Task: Repeat every record below exactly, omitting any pictures.

+-------+

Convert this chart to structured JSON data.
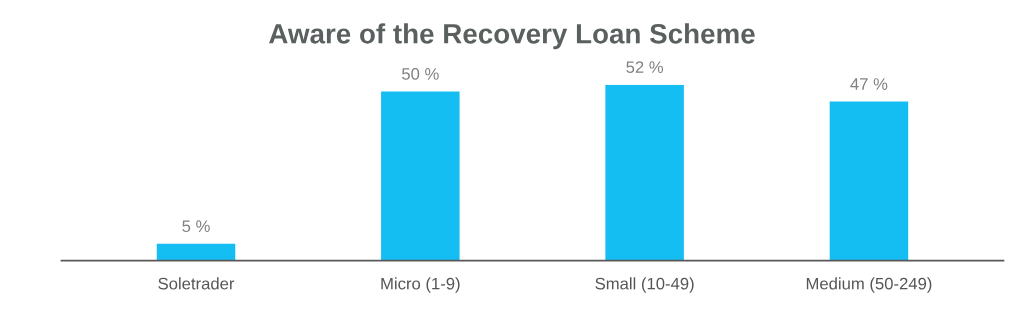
{
  "chart_data": {
    "type": "bar",
    "title": "Aware of the Recovery Loan Scheme",
    "categories": [
      "Soletrader",
      "Micro (1-9)",
      "Small (10-49)",
      "Medium (50-249)"
    ],
    "values": [
      5,
      50,
      52,
      47
    ],
    "value_labels": [
      "5 %",
      "50 %",
      "52 %",
      "47 %"
    ],
    "color": "#14bdf2",
    "grid": false,
    "legend": false
  }
}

+-------+

Written reply:
Convert this chart to structured JSON data.
{
  "chart_data": {
    "type": "bar",
    "title": "Aware of the Recovery Loan Scheme",
    "categories": [
      "Soletrader",
      "Micro (1-9)",
      "Small (10-49)",
      "Medium (50-249)"
    ],
    "values": [
      5,
      50,
      52,
      47
    ],
    "value_labels": [
      "5 %",
      "50 %",
      "52 %",
      "47 %"
    ],
    "color": "#14bdf2",
    "grid": false,
    "legend": false
  }
}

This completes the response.